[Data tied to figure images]
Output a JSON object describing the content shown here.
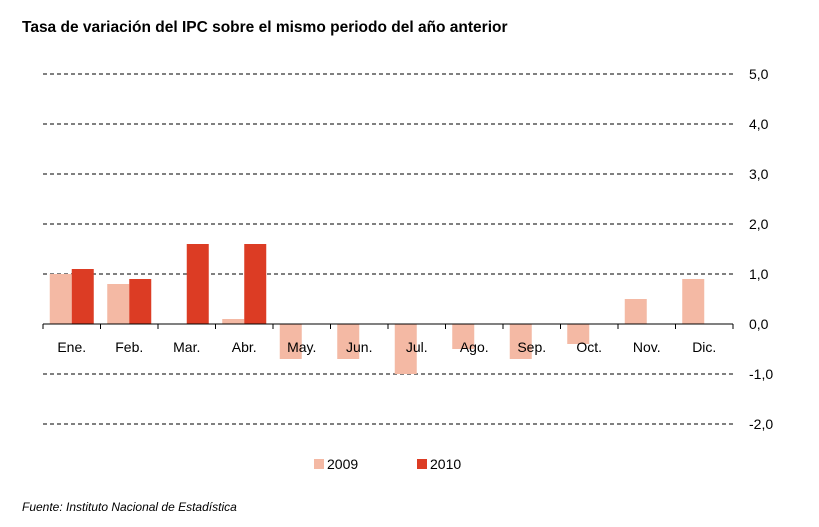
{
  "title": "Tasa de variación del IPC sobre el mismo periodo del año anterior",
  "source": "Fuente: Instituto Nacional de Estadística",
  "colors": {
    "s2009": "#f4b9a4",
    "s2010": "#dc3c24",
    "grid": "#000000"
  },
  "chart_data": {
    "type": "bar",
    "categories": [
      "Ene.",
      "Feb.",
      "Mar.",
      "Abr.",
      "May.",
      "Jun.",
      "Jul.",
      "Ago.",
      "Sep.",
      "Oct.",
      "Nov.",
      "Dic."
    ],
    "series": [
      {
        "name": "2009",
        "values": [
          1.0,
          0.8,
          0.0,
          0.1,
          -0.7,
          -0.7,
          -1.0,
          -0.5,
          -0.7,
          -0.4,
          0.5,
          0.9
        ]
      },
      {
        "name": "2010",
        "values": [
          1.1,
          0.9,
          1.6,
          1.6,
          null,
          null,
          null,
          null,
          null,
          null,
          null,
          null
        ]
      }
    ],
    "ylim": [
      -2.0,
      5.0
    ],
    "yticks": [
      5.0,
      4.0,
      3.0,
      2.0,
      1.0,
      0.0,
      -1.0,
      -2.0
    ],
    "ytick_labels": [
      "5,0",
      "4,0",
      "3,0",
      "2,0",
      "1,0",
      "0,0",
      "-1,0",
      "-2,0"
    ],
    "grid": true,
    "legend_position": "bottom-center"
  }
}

Stated problem —
Copy out each line exactly, without the pictures.

Expected answer —
Output a JSON object describing the content shown here.
{
  "title": "Tasa de variación del IPC sobre el mismo periodo del año anterior",
  "source": "Fuente: Instituto Nacional de Estadística",
  "colors": {
    "s2009": "#f4b9a4",
    "s2010": "#dc3c24",
    "grid": "#000000"
  },
  "chart_data": {
    "type": "bar",
    "categories": [
      "Ene.",
      "Feb.",
      "Mar.",
      "Abr.",
      "May.",
      "Jun.",
      "Jul.",
      "Ago.",
      "Sep.",
      "Oct.",
      "Nov.",
      "Dic."
    ],
    "series": [
      {
        "name": "2009",
        "values": [
          1.0,
          0.8,
          0.0,
          0.1,
          -0.7,
          -0.7,
          -1.0,
          -0.5,
          -0.7,
          -0.4,
          0.5,
          0.9
        ]
      },
      {
        "name": "2010",
        "values": [
          1.1,
          0.9,
          1.6,
          1.6,
          null,
          null,
          null,
          null,
          null,
          null,
          null,
          null
        ]
      }
    ],
    "ylim": [
      -2.0,
      5.0
    ],
    "yticks": [
      5.0,
      4.0,
      3.0,
      2.0,
      1.0,
      0.0,
      -1.0,
      -2.0
    ],
    "ytick_labels": [
      "5,0",
      "4,0",
      "3,0",
      "2,0",
      "1,0",
      "0,0",
      "-1,0",
      "-2,0"
    ],
    "grid": true,
    "legend_position": "bottom-center"
  }
}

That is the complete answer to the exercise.